• [Exercise directions]:
Identify the lines holding "国际建筑建材博览会" and copy them.

• [Provided records]:
━━━━━━━━

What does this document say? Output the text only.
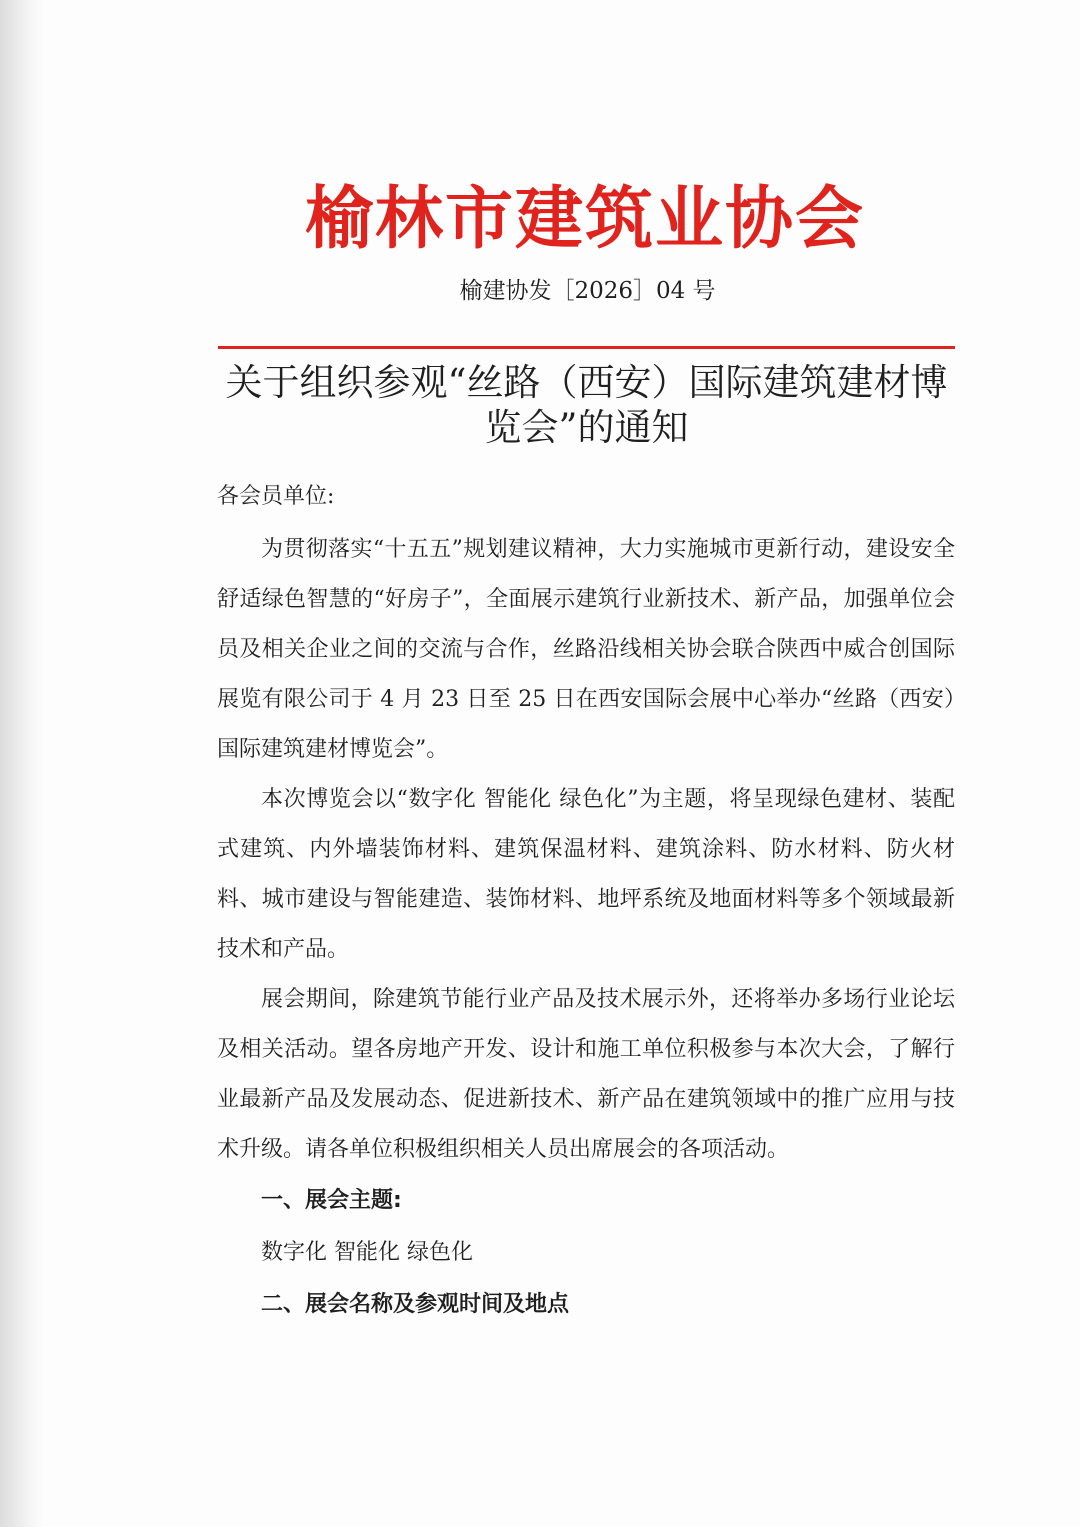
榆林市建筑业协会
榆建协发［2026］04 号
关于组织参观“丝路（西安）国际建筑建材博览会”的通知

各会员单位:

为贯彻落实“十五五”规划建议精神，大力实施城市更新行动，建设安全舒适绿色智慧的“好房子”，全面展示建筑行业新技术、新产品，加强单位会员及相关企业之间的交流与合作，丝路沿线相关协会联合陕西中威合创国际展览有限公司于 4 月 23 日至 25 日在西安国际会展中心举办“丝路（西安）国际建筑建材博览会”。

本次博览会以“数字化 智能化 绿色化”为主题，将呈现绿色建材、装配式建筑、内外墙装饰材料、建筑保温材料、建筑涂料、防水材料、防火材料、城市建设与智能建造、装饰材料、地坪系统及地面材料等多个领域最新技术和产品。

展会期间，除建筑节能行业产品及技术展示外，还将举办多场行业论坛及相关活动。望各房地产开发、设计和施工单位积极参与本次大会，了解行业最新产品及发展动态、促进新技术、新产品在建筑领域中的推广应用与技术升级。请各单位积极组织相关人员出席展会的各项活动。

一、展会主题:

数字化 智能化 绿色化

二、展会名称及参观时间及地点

━━━━━━━━

• [Exercise answer]:
关于组织参观“丝路（西安）国际建筑建材博览会”的通知
为贯彻落实“十五五”规划建议精神，大力实施城市更新行动，建设安全舒适绿色智慧的“好房子”，全面展示建筑行业新技术、新产品，加强单位会员及相关企业之间的交流与合作，丝路沿线相关协会联合陕西中威合创国际展览有限公司于 4 月 23 日至 25 日在西安国际会展中心举办“丝路（西安）国际建筑建材博览会”。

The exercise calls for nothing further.